> [SET PROBLEM]
Skip all pictures, then print the remaining material exactly.

[Dataset entries]
--
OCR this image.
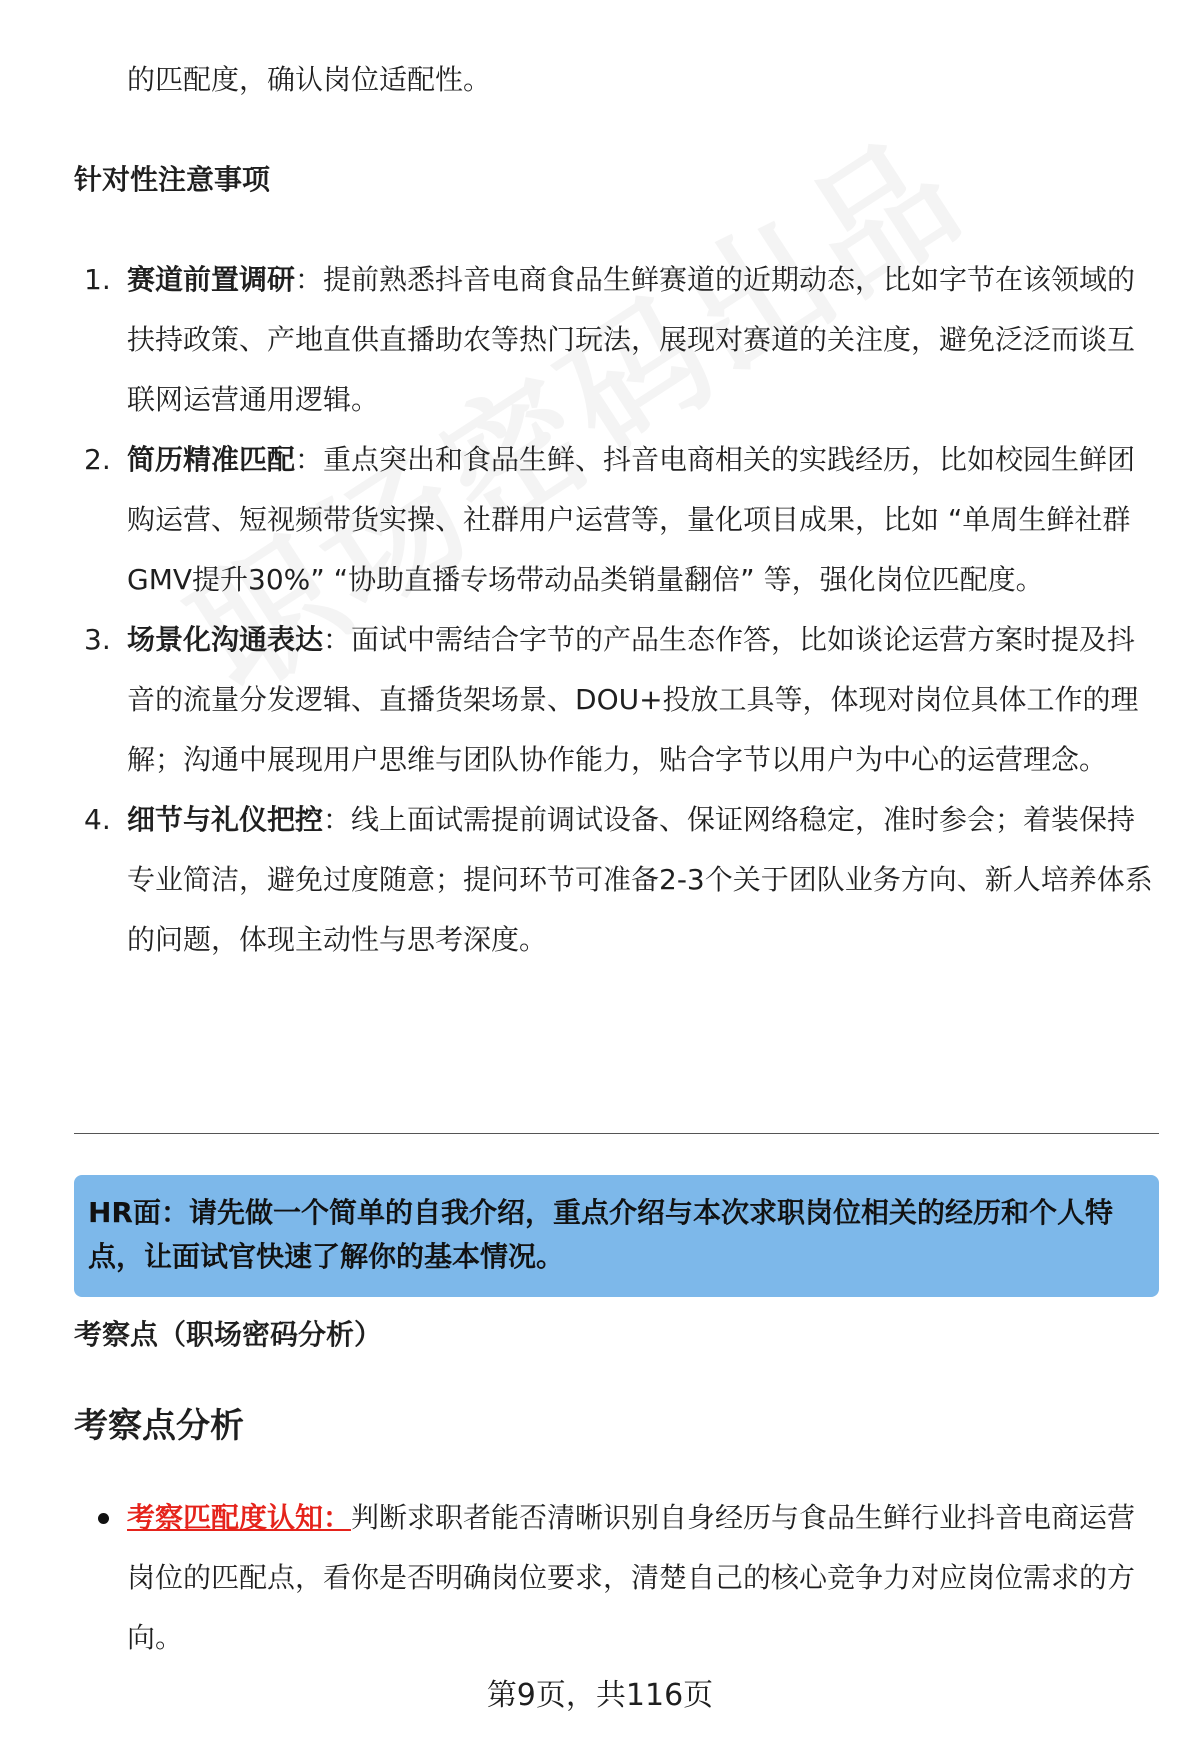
的匹配度，确认岗位适配性。
针对性注意事项
1. 赛道前置调研：提前熟悉抖音电商食品生鲜赛道的近期动态，比如字节在该领域的扶持政策、产地直供直播助农等热门玩法，展现对赛道的关注度，避免泛泛而谈互联网运营通用逻辑。
2. 简历精准匹配：重点突出和食品生鲜、抖音电商相关的实践经历，比如校园生鲜团购运营、短视频带货实操、社群用户运营等，量化项目成果，比如 “单周生鲜社群GMV提升30%” “协助直播专场带动品类销量翻倍” 等，强化岗位匹配度。
3. 场景化沟通表达：面试中需结合字节的产品生态作答，比如谈论运营方案时提及抖音的流量分发逻辑、直播货架场景、DOU+投放工具等，体现对岗位具体工作的理解；沟通中展现用户思维与团队协作能力，贴合字节以用户为中心的运营理念。
4. 细节与礼仪把控：线上面试需提前调试设备、保证网络稳定，准时参会；着装保持专业简洁，避免过度随意；提问环节可准备2-3个关于团队业务方向、新人培养体系的问题，体现主动性与思考深度。

HR面：请先做一个简单的自我介绍，重点介绍与本次求职岗位相关的经历和个人特点，让面试官快速了解你的基本情况。

考察点（职场密码分析）
考察点分析
考察匹配度认知：判断求职者能否清晰识别自身经历与食品生鲜行业抖音电商运营岗位的匹配点，看你是否明确岗位要求，清楚自己的核心竞争力对应岗位需求的方向。
第9页，共116页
--
> [CORRECT RESPONSE]
OCR this image.
的匹配度，确认岗位适配性。
针对性注意事项
1. 赛道前置调研：提前熟悉抖音电商食品生鲜赛道的近期动态，比如字节在该领域的扶持政策、产地直供直播助农等热门玩法，展现对赛道的关注度，避免泛泛而谈互联网运营通用逻辑。
2. 简历精准匹配：重点突出和食品生鲜、抖音电商相关的实践经历，比如校园生鲜团购运营、短视频带货实操、社群用户运营等，量化项目成果，比如 “单周生鲜社群GMV提升30%” “协助直播专场带动品类销量翻倍” 等，强化岗位匹配度。
3. 场景化沟通表达：面试中需结合字节的产品生态作答，比如谈论运营方案时提及抖音的流量分发逻辑、直播货架场景、DOU+投放工具等，体现对岗位具体工作的理解；沟通中展现用户思维与团队协作能力，贴合字节以用户为中心的运营理念。
4. 细节与礼仪把控：线上面试需提前调试设备、保证网络稳定，准时参会；着装保持专业简洁，避免过度随意；提问环节可准备2-3个关于团队业务方向、新人培养体系的问题，体现主动性与思考深度。

HR面：请先做一个简单的自我介绍，重点介绍与本次求职岗位相关的经历和个人特点，让面试官快速了解你的基本情况。

考察点（职场密码分析）
考察点分析
考察匹配度认知：判断求职者能否清晰识别自身经历与食品生鲜行业抖音电商运营岗位的匹配点，看你是否明确岗位要求，清楚自己的核心竞争力对应岗位需求的方向。
第9页，共116页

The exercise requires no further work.